What the task asks
Read the records and gather each line that includes "values".

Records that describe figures
■ ■ ■ ■

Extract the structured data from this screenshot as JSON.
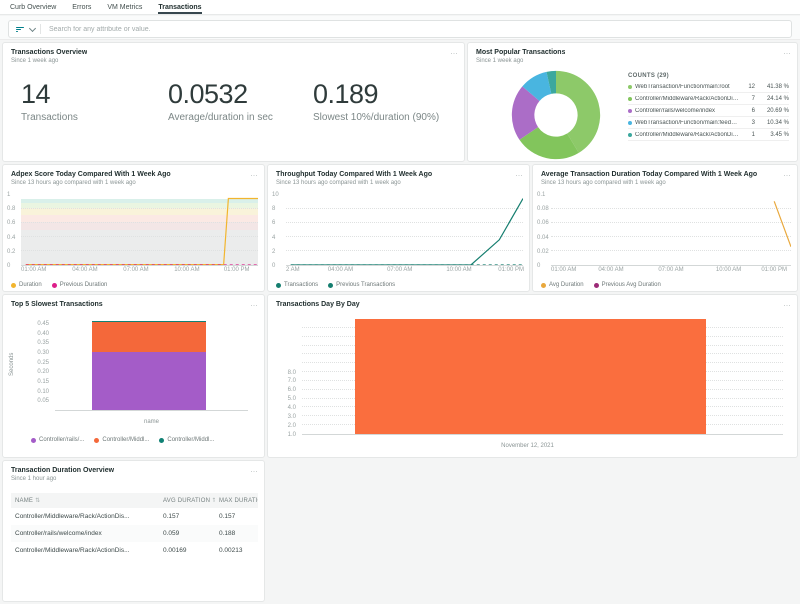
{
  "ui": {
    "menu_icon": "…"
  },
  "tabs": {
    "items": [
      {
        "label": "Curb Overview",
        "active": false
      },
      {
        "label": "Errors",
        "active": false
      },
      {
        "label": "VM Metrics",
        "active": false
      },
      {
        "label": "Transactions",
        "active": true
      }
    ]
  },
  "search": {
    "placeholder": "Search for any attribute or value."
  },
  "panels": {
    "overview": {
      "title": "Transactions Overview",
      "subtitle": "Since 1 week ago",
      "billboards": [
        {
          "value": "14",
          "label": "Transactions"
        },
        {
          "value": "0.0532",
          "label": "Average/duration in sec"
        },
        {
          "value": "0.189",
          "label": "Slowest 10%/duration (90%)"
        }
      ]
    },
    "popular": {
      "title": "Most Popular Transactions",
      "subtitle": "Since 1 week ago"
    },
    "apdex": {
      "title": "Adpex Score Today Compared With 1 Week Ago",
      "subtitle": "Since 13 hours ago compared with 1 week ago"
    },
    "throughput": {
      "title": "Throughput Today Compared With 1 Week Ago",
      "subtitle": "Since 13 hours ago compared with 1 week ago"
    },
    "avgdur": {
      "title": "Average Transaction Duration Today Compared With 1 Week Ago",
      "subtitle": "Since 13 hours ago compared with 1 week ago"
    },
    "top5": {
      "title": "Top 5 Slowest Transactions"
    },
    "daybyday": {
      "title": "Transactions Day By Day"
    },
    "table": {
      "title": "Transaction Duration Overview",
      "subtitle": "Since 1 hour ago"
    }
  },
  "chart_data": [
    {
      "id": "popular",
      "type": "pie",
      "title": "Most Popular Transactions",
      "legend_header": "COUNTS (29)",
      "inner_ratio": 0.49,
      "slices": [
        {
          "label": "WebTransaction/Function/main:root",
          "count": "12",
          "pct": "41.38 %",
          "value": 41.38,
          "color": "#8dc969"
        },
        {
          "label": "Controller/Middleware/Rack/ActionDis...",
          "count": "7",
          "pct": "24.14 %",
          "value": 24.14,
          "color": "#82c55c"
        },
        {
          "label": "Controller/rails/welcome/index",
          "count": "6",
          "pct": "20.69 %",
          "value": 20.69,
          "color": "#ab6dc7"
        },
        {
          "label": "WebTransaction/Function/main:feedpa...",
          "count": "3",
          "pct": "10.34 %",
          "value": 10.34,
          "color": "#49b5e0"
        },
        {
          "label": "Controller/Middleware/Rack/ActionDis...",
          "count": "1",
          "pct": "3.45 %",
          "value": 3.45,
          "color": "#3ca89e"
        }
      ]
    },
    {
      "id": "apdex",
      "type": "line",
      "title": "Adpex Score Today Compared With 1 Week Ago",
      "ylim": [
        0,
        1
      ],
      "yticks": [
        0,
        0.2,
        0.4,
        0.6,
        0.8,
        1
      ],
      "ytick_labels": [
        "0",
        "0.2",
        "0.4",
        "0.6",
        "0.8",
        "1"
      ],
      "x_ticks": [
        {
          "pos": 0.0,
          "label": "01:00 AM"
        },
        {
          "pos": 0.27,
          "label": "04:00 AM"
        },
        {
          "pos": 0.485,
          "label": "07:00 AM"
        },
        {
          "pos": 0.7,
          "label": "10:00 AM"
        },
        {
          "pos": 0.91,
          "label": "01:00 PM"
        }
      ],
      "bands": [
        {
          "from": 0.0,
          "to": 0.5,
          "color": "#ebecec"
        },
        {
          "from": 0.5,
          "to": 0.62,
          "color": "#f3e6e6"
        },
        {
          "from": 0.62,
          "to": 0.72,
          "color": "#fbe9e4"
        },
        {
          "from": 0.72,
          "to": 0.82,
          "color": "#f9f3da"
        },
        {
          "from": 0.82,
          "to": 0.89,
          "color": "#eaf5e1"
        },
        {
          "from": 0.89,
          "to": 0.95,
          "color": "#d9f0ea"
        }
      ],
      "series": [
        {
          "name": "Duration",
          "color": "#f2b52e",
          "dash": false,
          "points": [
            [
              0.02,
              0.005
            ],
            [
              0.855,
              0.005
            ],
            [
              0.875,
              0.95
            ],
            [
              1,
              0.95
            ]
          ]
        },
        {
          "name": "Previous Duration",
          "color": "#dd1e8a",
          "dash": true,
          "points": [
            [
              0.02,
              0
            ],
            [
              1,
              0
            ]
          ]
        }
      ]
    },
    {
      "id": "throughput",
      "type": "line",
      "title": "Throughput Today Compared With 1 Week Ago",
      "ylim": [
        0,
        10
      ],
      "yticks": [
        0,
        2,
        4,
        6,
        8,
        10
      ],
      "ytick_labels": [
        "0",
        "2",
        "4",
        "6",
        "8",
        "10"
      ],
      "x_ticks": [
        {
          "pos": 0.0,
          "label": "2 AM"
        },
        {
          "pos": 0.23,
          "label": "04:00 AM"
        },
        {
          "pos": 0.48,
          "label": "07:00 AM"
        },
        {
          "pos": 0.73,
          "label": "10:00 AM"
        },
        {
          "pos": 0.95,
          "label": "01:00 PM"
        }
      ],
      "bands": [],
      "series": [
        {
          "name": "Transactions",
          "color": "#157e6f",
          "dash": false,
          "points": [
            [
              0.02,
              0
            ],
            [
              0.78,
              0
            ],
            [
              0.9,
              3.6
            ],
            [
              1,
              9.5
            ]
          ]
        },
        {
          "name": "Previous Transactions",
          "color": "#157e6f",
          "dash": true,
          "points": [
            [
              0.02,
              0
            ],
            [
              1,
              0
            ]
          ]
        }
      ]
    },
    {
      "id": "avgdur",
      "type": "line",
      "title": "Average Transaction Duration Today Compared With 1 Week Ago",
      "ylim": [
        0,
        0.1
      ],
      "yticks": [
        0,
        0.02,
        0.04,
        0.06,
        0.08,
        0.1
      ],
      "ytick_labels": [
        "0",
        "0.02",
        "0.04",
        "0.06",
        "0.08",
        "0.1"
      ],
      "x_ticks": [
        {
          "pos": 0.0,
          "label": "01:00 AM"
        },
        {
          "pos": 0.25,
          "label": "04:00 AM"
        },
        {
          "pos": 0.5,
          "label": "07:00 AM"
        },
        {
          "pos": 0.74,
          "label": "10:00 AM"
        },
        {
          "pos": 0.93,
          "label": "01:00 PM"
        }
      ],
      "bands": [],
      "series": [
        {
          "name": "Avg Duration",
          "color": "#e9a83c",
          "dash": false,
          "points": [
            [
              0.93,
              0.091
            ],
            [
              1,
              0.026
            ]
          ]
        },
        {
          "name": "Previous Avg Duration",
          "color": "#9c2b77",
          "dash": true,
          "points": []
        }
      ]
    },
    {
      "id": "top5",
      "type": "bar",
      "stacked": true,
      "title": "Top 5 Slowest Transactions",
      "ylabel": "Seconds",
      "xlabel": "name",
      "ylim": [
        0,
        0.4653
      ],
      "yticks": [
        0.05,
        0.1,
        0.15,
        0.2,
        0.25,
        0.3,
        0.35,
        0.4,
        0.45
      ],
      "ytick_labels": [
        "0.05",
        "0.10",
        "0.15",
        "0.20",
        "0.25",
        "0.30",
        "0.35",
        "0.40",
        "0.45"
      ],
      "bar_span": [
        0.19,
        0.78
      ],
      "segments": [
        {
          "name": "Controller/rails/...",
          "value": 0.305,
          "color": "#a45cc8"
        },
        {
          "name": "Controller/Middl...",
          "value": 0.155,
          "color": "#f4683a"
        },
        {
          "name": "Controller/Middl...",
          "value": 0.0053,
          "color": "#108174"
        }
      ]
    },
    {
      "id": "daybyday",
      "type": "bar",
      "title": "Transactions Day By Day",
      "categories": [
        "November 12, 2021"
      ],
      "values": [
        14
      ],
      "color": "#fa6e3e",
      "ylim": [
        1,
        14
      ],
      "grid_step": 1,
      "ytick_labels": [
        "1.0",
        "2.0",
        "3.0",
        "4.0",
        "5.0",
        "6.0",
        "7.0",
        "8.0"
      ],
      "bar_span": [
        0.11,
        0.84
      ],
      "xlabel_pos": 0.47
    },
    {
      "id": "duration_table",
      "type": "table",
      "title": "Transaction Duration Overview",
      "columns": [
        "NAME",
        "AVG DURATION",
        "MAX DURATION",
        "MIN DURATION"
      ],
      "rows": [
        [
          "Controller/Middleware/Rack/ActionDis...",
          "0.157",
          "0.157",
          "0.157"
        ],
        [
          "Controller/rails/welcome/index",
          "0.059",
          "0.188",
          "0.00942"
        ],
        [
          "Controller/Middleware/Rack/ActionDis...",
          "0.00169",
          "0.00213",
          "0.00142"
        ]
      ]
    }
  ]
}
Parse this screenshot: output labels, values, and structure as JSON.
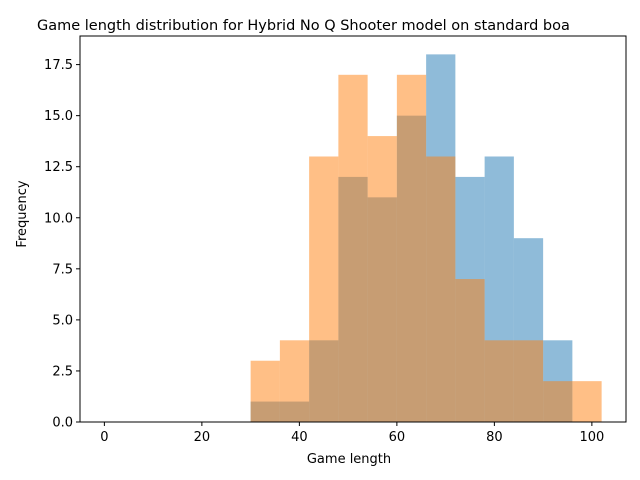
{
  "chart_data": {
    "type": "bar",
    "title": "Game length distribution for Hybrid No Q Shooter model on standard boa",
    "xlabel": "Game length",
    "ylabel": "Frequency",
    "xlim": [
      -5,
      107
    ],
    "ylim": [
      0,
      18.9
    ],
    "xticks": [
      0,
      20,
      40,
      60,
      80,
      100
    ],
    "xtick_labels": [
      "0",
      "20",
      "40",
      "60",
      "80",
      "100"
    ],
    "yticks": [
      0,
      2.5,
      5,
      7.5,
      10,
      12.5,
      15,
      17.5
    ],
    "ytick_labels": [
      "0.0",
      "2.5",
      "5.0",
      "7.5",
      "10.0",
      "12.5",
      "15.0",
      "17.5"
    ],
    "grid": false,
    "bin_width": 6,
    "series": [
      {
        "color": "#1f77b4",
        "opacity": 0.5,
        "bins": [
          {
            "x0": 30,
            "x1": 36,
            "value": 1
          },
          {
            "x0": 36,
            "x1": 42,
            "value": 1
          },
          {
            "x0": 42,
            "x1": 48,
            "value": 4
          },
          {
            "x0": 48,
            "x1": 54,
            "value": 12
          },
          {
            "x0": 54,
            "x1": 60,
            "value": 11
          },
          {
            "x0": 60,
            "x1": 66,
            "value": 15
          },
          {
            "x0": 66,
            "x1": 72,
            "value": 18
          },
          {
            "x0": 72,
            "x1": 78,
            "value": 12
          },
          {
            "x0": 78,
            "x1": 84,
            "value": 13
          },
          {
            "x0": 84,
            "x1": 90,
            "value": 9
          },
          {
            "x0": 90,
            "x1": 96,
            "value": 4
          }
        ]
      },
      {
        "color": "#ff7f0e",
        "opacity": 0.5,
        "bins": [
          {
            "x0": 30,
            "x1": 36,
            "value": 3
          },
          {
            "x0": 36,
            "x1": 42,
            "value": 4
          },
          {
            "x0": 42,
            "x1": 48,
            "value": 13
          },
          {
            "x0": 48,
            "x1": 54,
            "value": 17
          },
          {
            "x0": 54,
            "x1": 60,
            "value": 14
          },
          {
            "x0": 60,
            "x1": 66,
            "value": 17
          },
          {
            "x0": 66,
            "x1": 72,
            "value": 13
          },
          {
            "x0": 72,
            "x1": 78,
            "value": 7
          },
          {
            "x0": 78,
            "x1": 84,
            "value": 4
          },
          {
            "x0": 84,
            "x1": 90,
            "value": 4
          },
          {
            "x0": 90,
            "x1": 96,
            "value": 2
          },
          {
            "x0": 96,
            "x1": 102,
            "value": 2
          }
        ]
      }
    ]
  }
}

■ ■ ■ ■

The reply
      "values": [
Parse this screenshot: output labels, values, and structure as JSON.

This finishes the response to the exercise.